== What to do ==
Gather all lines in the entries that include the word "this".

== Records shown ==
— start —
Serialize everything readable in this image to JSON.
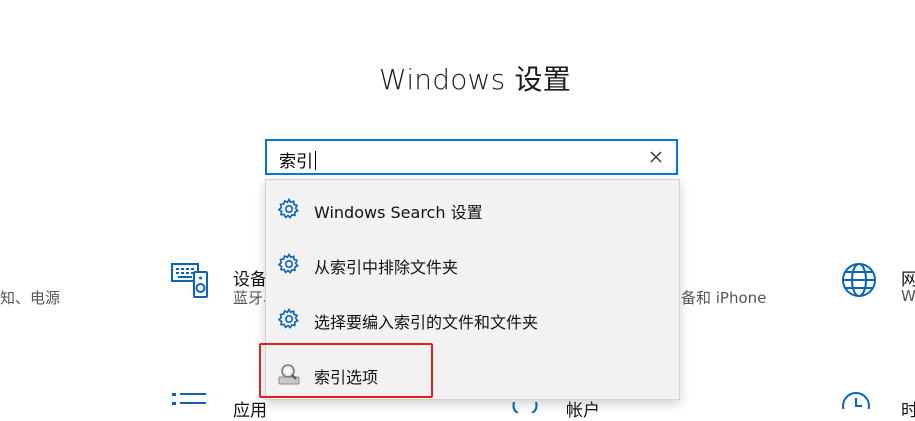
— end —
— start —
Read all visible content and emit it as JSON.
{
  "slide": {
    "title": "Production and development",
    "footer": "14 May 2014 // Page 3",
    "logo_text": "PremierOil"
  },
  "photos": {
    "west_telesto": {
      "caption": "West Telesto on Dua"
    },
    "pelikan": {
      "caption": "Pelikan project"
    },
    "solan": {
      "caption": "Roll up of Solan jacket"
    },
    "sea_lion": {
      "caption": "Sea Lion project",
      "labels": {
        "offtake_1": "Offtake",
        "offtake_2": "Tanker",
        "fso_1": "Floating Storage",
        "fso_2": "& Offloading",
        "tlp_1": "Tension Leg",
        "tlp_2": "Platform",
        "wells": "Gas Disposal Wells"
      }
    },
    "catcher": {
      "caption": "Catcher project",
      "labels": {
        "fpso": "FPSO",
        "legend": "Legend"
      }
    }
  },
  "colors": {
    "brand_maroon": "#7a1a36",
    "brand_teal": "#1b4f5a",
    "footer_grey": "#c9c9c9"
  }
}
— end —
— start —
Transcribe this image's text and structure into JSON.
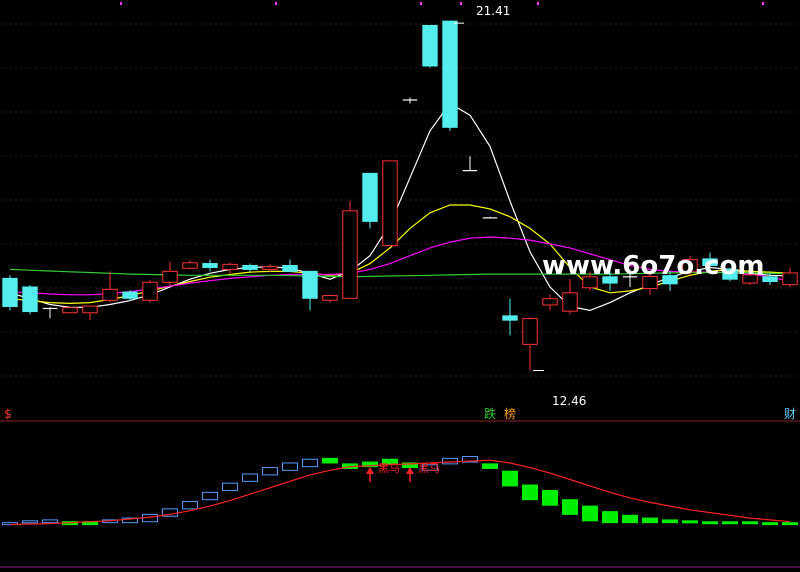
— end —
== Reply to the task ==
Serialize everything readable in this image to JSON.
Transcribe this image's text and structure into JSON.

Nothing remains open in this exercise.